═══ Records supplied

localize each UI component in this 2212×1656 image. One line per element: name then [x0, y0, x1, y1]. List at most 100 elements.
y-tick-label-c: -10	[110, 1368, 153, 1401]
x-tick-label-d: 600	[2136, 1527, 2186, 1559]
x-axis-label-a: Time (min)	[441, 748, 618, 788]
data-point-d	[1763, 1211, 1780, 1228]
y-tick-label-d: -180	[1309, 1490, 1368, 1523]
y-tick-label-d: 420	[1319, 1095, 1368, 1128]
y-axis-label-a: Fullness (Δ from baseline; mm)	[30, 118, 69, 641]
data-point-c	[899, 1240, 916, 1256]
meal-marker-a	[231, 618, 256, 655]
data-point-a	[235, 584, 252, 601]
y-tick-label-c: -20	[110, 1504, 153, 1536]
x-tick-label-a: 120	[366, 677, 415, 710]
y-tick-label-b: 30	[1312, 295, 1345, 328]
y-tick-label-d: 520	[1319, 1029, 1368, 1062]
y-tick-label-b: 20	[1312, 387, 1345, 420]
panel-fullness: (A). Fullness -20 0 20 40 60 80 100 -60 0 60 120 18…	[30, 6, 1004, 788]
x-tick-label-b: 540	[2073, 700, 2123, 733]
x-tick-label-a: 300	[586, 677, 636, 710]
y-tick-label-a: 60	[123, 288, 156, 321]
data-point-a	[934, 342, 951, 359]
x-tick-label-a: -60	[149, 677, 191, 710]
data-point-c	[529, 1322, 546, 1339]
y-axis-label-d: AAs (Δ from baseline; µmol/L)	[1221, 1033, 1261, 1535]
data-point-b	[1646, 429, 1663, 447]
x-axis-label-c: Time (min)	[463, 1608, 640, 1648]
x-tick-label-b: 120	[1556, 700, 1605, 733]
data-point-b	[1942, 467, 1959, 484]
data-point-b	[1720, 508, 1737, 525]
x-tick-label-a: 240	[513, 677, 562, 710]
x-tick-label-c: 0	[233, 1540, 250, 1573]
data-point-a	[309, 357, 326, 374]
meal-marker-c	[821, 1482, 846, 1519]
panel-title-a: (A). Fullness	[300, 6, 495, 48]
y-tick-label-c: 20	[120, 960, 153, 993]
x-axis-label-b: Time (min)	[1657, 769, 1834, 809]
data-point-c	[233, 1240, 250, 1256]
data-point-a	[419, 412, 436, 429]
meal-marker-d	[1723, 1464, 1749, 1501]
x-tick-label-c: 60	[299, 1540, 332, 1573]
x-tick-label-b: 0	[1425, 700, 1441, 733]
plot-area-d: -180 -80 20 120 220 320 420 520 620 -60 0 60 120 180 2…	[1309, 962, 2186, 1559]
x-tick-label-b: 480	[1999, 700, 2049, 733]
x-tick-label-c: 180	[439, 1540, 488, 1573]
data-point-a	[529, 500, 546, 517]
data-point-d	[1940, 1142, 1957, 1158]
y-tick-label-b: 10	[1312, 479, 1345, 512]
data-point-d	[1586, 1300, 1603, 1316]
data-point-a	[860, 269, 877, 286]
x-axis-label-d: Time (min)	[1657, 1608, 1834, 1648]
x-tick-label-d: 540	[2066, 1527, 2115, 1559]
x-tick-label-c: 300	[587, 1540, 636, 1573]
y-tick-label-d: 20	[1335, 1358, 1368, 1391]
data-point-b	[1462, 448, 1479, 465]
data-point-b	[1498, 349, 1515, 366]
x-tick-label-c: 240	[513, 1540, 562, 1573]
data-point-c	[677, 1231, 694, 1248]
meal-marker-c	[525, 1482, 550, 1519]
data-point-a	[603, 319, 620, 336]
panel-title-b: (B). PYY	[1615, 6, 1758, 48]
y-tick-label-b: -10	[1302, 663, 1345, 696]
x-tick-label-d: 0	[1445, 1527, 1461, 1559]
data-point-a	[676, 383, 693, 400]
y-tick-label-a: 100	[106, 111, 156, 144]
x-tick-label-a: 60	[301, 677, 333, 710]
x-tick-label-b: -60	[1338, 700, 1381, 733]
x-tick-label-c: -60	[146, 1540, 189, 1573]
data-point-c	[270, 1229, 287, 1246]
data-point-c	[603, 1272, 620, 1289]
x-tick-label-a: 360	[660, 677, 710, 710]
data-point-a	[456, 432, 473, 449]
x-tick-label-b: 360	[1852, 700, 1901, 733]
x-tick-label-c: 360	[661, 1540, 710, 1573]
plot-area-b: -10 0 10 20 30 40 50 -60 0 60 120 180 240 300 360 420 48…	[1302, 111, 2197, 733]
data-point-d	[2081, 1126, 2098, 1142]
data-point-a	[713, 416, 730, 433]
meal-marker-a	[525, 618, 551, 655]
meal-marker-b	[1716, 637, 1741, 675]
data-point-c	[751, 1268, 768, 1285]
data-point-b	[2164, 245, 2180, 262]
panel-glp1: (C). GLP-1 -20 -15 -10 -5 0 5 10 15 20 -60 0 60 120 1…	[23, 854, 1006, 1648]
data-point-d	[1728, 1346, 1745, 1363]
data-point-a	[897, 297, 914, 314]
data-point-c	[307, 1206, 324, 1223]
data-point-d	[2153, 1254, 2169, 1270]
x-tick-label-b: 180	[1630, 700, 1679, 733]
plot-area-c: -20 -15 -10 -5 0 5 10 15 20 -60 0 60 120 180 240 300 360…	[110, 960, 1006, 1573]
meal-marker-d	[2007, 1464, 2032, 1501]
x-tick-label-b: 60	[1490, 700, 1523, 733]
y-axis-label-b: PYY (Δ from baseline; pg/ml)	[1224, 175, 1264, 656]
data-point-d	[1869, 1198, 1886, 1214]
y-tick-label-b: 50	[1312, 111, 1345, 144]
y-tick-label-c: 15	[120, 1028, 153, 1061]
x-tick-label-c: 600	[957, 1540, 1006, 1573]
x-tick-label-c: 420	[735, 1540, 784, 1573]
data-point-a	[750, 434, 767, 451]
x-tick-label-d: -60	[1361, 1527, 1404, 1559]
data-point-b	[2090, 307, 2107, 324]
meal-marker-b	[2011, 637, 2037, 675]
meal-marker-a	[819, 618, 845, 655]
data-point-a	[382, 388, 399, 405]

══════

Task: Recast the entries above as a Markdown table with two columns, Row and Line, numbering each line in order and omitting blank lines.

Task solution:
| Row | Line |
|---|---|
| 1 | localize each UI component in this 2212×1656 image. One line per element: name then [x0, y0, x1, y1]. List at most 100 elements. |
| 2 | y-tick-label-c: -10	[110, 1368, 153, 1401] |
| 3 | x-tick-label-d: 600	[2136, 1527, 2186, 1559] |
| 4 | x-axis-label-a: Time (min)	[441, 748, 618, 788] |
| 5 | data-point-d	[1763, 1211, 1780, 1228] |
| 6 | y-tick-label-d: -180	[1309, 1490, 1368, 1523] |
| 7 | y-tick-label-d: 420	[1319, 1095, 1368, 1128] |
| 8 | y-axis-label-a: Fullness (Δ from baseline; mm)	[30, 118, 69, 641] |
| 9 | data-point-c	[899, 1240, 916, 1256] |
| 10 | meal-marker-a	[231, 618, 256, 655] |
| 11 | data-point-a	[235, 584, 252, 601] |
| 12 | y-tick-label-c: -20	[110, 1504, 153, 1536] |
| 13 | x-tick-label-a: 120	[366, 677, 415, 710] |
| 14 | y-tick-label-b: 30	[1312, 295, 1345, 328] |
| 15 | y-tick-label-d: 520	[1319, 1029, 1368, 1062] |
| 16 | y-tick-label-b: 20	[1312, 387, 1345, 420] |
| 17 | panel-fullness: (A). Fullness -20 0 20 40 60 80 100 -60 0 60 120 18…	[30, 6, 1004, 788] |
| 18 | x-tick-label-b: 540	[2073, 700, 2123, 733] |
| 19 | x-tick-label-a: 300	[586, 677, 636, 710] |
| 20 | y-tick-label-a: 60	[123, 288, 156, 321] |
| 21 | data-point-a	[934, 342, 951, 359] |
| 22 | x-tick-label-a: -60	[149, 677, 191, 710] |
| 23 | data-point-c	[529, 1322, 546, 1339] |
| 24 | y-axis-label-d: AAs (Δ from baseline; µmol/L)	[1221, 1033, 1261, 1535] |
| 25 | data-point-b	[1646, 429, 1663, 447] |
| 26 | x-axis-label-c: Time (min)	[463, 1608, 640, 1648] |
| 27 | x-tick-label-b: 120	[1556, 700, 1605, 733] |
| 28 | data-point-b	[1942, 467, 1959, 484] |
| 29 | data-point-b	[1720, 508, 1737, 525] |
| 30 | x-tick-label-a: 240	[513, 677, 562, 710] |
| 31 | x-tick-label-c: 0	[233, 1540, 250, 1573] |
| 32 | data-point-a	[309, 357, 326, 374] |
| 33 | meal-marker-c	[821, 1482, 846, 1519] |
| 34 | panel-title-a: (A). Fullness	[300, 6, 495, 48] |
| 35 | y-tick-label-c: 20	[120, 960, 153, 993] |
| 36 | x-axis-label-b: Time (min)	[1657, 769, 1834, 809] |
| 37 | data-point-c	[233, 1240, 250, 1256] |
| 38 | data-point-a	[419, 412, 436, 429] |
| 39 | meal-marker-d	[1723, 1464, 1749, 1501] |
| 40 | x-tick-label-c: 60	[299, 1540, 332, 1573] |
| 41 | x-tick-label-b: 0	[1425, 700, 1441, 733] |
| 42 | plot-area-d: -180 -80 20 120 220 320 420 520 620 -60 0 60 120 180 2…	[1309, 962, 2186, 1559] |
| 43 | x-tick-label-b: 480	[1999, 700, 2049, 733] |
| 44 | x-tick-label-c: 180	[439, 1540, 488, 1573] |
| 45 | data-point-a	[529, 500, 546, 517] |
| 46 | data-point-d	[1940, 1142, 1957, 1158] |
| 47 | y-tick-label-b: 10	[1312, 479, 1345, 512] |
| 48 | data-point-d	[1586, 1300, 1603, 1316] |
| 49 | data-point-a	[860, 269, 877, 286] |
| 50 | x-axis-label-d: Time (min)	[1657, 1608, 1834, 1648] |
| 51 | x-tick-label-d: 540	[2066, 1527, 2115, 1559] |
| 52 | x-tick-label-c: 300	[587, 1540, 636, 1573] |
| 53 | y-tick-label-d: 20	[1335, 1358, 1368, 1391] |
| 54 | data-point-b	[1462, 448, 1479, 465] |
| 55 | data-point-b	[1498, 349, 1515, 366] |
| 56 | x-tick-label-c: 240	[513, 1540, 562, 1573] |
| 57 | data-point-c	[677, 1231, 694, 1248] |
| 58 | meal-marker-c	[525, 1482, 550, 1519] |
| 59 | data-point-a	[603, 319, 620, 336] |
| 60 | panel-title-b: (B). PYY	[1615, 6, 1758, 48] |
| 61 | y-tick-label-b: -10	[1302, 663, 1345, 696] |
| 62 | x-tick-label-d: 0	[1445, 1527, 1461, 1559] |
| 63 | data-point-a	[676, 383, 693, 400] |
| 64 | y-tick-label-a: 100	[106, 111, 156, 144] |
| 65 | x-tick-label-a: 60	[301, 677, 333, 710] |
| 66 | x-tick-label-b: -60	[1338, 700, 1381, 733] |
| 67 | x-tick-label-c: -60	[146, 1540, 189, 1573] |
| 68 | data-point-c	[270, 1229, 287, 1246] |
| 69 | data-point-c	[603, 1272, 620, 1289] |
| 70 | x-tick-label-a: 360	[660, 677, 710, 710] |
| 71 | data-point-a	[456, 432, 473, 449] |
| 72 | x-tick-label-b: 360	[1852, 700, 1901, 733] |
| 73 | x-tick-label-c: 360	[661, 1540, 710, 1573] |
| 74 | plot-area-b: -10 0 10 20 30 40 50 -60 0 60 120 180 240 300 360 420 48…	[1302, 111, 2197, 733] |
| 75 | data-point-d	[2081, 1126, 2098, 1142] |
| 76 | data-point-a	[713, 416, 730, 433] |
| 77 | meal-marker-a	[525, 618, 551, 655] |
| 78 | meal-marker-b	[1716, 637, 1741, 675] |
| 79 | data-point-c	[751, 1268, 768, 1285] |
| 80 | data-point-b	[2164, 245, 2180, 262] |
| 81 | panel-glp1: (C). GLP-1 -20 -15 -10 -5 0 5 10 15 20 -60 0 60 120 1…	[23, 854, 1006, 1648] |
| 82 | data-point-d	[1728, 1346, 1745, 1363] |
| 83 | data-point-a	[897, 297, 914, 314] |
| 84 | data-point-c	[307, 1206, 324, 1223] |
| 85 | data-point-d	[2153, 1254, 2169, 1270] |
| 86 | x-tick-label-b: 180	[1630, 700, 1679, 733] |
| 87 | plot-area-c: -20 -15 -10 -5 0 5 10 15 20 -60 0 60 120 180 240 300 360…	[110, 960, 1006, 1573] |
| 88 | meal-marker-d	[2007, 1464, 2032, 1501] |
| 89 | x-tick-label-b: 60	[1490, 700, 1523, 733] |
| 90 | y-axis-label-b: PYY (Δ from baseline; pg/ml)	[1224, 175, 1264, 656] |
| 91 | data-point-d	[1869, 1198, 1886, 1214] |
| 92 | y-tick-label-b: 50	[1312, 111, 1345, 144] |
| 93 | y-tick-label-c: 15	[120, 1028, 153, 1061] |
| 94 | x-tick-label-c: 600	[957, 1540, 1006, 1573] |
| 95 | x-tick-label-c: 420	[735, 1540, 784, 1573] |
| 96 | data-point-a	[750, 434, 767, 451] |
| 97 | x-tick-label-d: -60	[1361, 1527, 1404, 1559] |
| 98 | data-point-b	[2090, 307, 2107, 324] |
| 99 | meal-marker-b	[2011, 637, 2037, 675] |
| 100 | meal-marker-a	[819, 618, 845, 655] |
| 101 | data-point-a	[382, 388, 399, 405] |